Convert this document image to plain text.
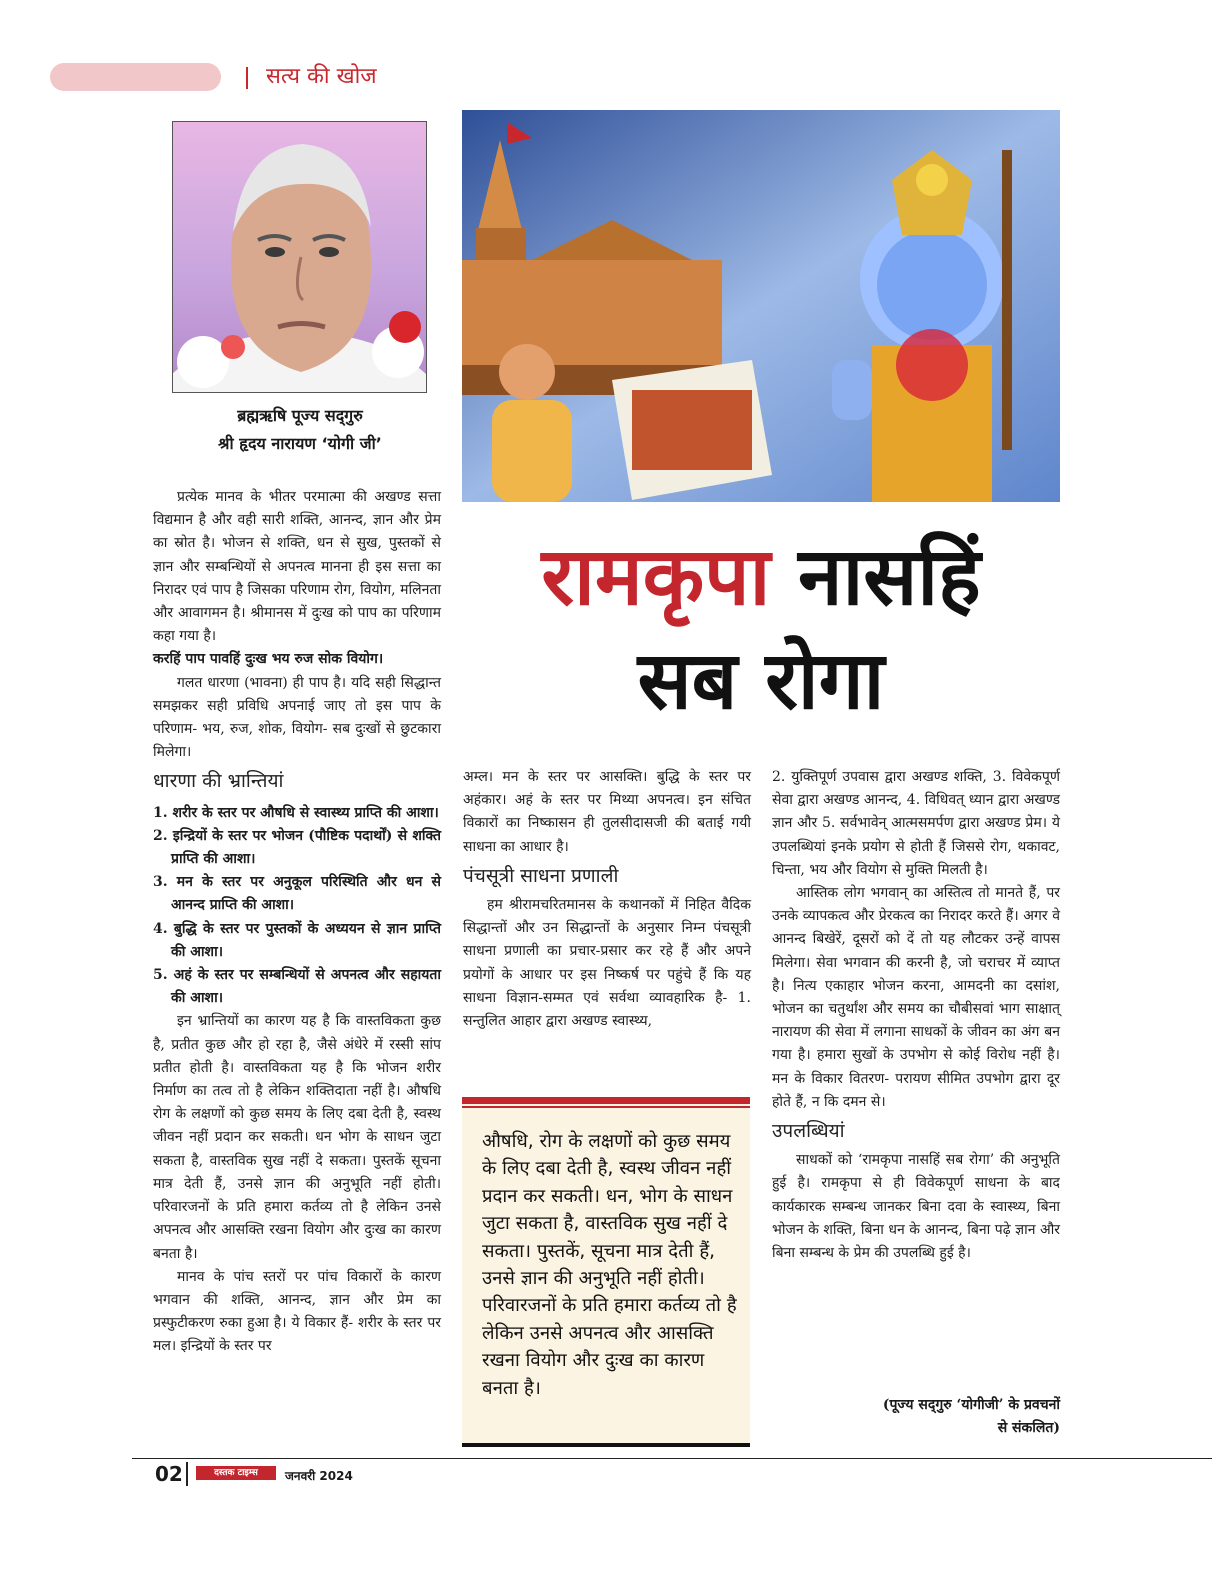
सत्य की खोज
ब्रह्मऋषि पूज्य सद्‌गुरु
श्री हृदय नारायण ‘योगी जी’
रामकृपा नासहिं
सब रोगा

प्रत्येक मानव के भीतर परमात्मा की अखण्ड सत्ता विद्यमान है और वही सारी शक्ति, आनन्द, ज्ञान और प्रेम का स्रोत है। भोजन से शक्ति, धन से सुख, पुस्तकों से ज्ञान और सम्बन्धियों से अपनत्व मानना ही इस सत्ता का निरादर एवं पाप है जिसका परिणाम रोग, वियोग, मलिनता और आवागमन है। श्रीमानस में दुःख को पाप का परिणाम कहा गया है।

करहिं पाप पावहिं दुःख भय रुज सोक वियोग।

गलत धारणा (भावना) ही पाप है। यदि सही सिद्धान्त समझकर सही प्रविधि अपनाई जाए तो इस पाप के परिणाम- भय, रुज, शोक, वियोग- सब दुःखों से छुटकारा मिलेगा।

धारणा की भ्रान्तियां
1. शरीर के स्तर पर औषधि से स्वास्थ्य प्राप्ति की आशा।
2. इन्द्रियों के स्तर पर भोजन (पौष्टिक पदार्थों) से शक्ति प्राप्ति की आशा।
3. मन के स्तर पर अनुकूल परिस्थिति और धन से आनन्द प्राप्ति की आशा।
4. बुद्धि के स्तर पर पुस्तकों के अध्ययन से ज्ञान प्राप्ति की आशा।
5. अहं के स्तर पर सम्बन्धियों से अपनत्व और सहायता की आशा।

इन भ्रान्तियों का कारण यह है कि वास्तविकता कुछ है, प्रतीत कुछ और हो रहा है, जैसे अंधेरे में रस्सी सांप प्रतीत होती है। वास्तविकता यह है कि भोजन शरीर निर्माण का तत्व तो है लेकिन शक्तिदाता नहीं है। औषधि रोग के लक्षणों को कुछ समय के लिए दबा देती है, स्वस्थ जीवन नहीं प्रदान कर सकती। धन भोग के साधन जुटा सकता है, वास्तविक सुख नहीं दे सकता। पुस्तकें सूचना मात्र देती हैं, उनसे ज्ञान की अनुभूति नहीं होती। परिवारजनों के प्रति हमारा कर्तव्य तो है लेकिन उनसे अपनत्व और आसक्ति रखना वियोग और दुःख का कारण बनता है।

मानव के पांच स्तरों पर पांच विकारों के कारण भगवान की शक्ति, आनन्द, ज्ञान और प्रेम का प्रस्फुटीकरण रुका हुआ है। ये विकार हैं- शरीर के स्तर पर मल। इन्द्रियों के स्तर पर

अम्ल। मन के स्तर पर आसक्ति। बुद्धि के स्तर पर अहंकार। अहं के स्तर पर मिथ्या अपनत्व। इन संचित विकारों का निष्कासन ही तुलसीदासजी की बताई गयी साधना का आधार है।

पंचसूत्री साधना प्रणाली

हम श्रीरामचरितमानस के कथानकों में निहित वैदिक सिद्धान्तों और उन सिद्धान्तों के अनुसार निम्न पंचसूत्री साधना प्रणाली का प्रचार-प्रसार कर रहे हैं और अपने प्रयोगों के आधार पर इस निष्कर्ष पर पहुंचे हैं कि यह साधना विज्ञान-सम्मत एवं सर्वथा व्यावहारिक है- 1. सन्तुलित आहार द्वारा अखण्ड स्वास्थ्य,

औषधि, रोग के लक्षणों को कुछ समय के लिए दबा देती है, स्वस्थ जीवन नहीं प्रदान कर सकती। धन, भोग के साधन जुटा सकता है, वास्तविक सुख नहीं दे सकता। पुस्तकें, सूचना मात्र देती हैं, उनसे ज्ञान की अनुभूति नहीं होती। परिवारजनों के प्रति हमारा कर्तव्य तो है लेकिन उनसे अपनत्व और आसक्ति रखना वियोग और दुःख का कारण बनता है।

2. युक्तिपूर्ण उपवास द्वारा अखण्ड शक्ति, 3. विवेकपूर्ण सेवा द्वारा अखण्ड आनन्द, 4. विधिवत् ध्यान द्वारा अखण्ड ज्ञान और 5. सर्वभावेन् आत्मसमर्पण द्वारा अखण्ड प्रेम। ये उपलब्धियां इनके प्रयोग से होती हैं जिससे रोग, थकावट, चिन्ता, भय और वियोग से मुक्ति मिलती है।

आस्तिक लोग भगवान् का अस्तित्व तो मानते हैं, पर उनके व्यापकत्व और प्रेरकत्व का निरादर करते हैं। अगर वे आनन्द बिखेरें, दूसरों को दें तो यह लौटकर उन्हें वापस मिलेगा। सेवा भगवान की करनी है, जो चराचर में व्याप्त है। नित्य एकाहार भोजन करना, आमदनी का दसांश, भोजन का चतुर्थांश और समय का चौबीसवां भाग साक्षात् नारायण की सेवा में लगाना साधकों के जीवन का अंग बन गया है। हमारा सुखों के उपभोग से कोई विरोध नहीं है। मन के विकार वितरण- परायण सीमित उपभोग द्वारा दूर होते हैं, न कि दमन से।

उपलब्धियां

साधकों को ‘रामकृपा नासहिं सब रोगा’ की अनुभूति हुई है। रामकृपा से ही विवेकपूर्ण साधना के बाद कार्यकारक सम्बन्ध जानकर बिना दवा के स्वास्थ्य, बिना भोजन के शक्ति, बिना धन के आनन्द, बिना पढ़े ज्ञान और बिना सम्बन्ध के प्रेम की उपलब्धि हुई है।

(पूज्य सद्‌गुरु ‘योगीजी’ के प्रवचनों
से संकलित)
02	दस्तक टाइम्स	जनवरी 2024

■ To do
Except for the pictures, give all the material above again verbatim.

■ Problem solution
Convert this document image to plain text.
सत्य की खोज
ब्रह्मऋषि पूज्य सद्‌गुरु
श्री हृदय नारायण ‘योगी जी’
रामकृपा नासहिं
सब रोगा

प्रत्येक मानव के भीतर परमात्मा की अखण्ड सत्ता विद्यमान है और वही सारी शक्ति, आनन्द, ज्ञान और प्रेम का स्रोत है। भोजन से शक्ति, धन से सुख, पुस्तकों से ज्ञान और सम्बन्धियों से अपनत्व मानना ही इस सत्ता का निरादर एवं पाप है जिसका परिणाम रोग, वियोग, मलिनता और आवागमन है। श्रीमानस में दुःख को पाप का परिणाम कहा गया है।

करहिं पाप पावहिं दुःख भय रुज सोक वियोग।

गलत धारणा (भावना) ही पाप है। यदि सही सिद्धान्त समझकर सही प्रविधि अपनाई जाए तो इस पाप के परिणाम- भय, रुज, शोक, वियोग- सब दुःखों से छुटकारा मिलेगा।

धारणा की भ्रान्तियां
1. शरीर के स्तर पर औषधि से स्वास्थ्य प्राप्ति की आशा।
2. इन्द्रियों के स्तर पर भोजन (पौष्टिक पदार्थों) से शक्ति प्राप्ति की आशा।
3. मन के स्तर पर अनुकूल परिस्थिति और धन से आनन्द प्राप्ति की आशा।
4. बुद्धि के स्तर पर पुस्तकों के अध्ययन से ज्ञान प्राप्ति की आशा।
5. अहं के स्तर पर सम्बन्धियों से अपनत्व और सहायता की आशा।

इन भ्रान्तियों का कारण यह है कि वास्तविकता कुछ है, प्रतीत कुछ और हो रहा है, जैसे अंधेरे में रस्सी सांप प्रतीत होती है। वास्तविकता यह है कि भोजन शरीर निर्माण का तत्व तो है लेकिन शक्तिदाता नहीं है। औषधि रोग के लक्षणों को कुछ समय के लिए दबा देती है, स्वस्थ जीवन नहीं प्रदान कर सकती। धन भोग के साधन जुटा सकता है, वास्तविक सुख नहीं दे सकता। पुस्तकें सूचना मात्र देती हैं, उनसे ज्ञान की अनुभूति नहीं होती। परिवारजनों के प्रति हमारा कर्तव्य तो है लेकिन उनसे अपनत्व और आसक्ति रखना वियोग और दुःख का कारण बनता है।

मानव के पांच स्तरों पर पांच विकारों के कारण भगवान की शक्ति, आनन्द, ज्ञान और प्रेम का प्रस्फुटीकरण रुका हुआ है। ये विकार हैं- शरीर के स्तर पर मल। इन्द्रियों के स्तर पर

अम्ल। मन के स्तर पर आसक्ति। बुद्धि के स्तर पर अहंकार। अहं के स्तर पर मिथ्या अपनत्व। इन संचित विकारों का निष्कासन ही तुलसीदासजी की बताई गयी साधना का आधार है।

पंचसूत्री साधना प्रणाली

हम श्रीरामचरितमानस के कथानकों में निहित वैदिक सिद्धान्तों और उन सिद्धान्तों के अनुसार निम्न पंचसूत्री साधना प्रणाली का प्रचार-प्रसार कर रहे हैं और अपने प्रयोगों के आधार पर इस निष्कर्ष पर पहुंचे हैं कि यह साधना विज्ञान-सम्मत एवं सर्वथा व्यावहारिक है- 1. सन्तुलित आहार द्वारा अखण्ड स्वास्थ्य,

औषधि, रोग के लक्षणों को कुछ समय के लिए दबा देती है, स्वस्थ जीवन नहीं प्रदान कर सकती। धन, भोग के साधन जुटा सकता है, वास्तविक सुख नहीं दे सकता। पुस्तकें, सूचना मात्र देती हैं, उनसे ज्ञान की अनुभूति नहीं होती। परिवारजनों के प्रति हमारा कर्तव्य तो है लेकिन उनसे अपनत्व और आसक्ति रखना वियोग और दुःख का कारण बनता है।

2. युक्तिपूर्ण उपवास द्वारा अखण्ड शक्ति, 3. विवेकपूर्ण सेवा द्वारा अखण्ड आनन्द, 4. विधिवत् ध्यान द्वारा अखण्ड ज्ञान और 5. सर्वभावेन् आत्मसमर्पण द्वारा अखण्ड प्रेम। ये उपलब्धियां इनके प्रयोग से होती हैं जिससे रोग, थकावट, चिन्ता, भय और वियोग से मुक्ति मिलती है।

आस्तिक लोग भगवान् का अस्तित्व तो मानते हैं, पर उनके व्यापकत्व और प्रेरकत्व का निरादर करते हैं। अगर वे आनन्द बिखेरें, दूसरों को दें तो यह लौटकर उन्हें वापस मिलेगा। सेवा भगवान की करनी है, जो चराचर में व्याप्त है। नित्य एकाहार भोजन करना, आमदनी का दसांश, भोजन का चतुर्थांश और समय का चौबीसवां भाग साक्षात् नारायण की सेवा में लगाना साधकों के जीवन का अंग बन गया है। हमारा सुखों के उपभोग से कोई विरोध नहीं है। मन के विकार वितरण- परायण सीमित उपभोग द्वारा दूर होते हैं, न कि दमन से।

उपलब्धियां

साधकों को ‘रामकृपा नासहिं सब रोगा’ की अनुभूति हुई है। रामकृपा से ही विवेकपूर्ण साधना के बाद कार्यकारक सम्बन्ध जानकर बिना दवा के स्वास्थ्य, बिना भोजन के शक्ति, बिना धन के आनन्द, बिना पढ़े ज्ञान और बिना सम्बन्ध के प्रेम की उपलब्धि हुई है।

(पूज्य सद्‌गुरु ‘योगीजी’ के प्रवचनों
से संकलित)
02	दस्तक टाइम्स	जनवरी 2024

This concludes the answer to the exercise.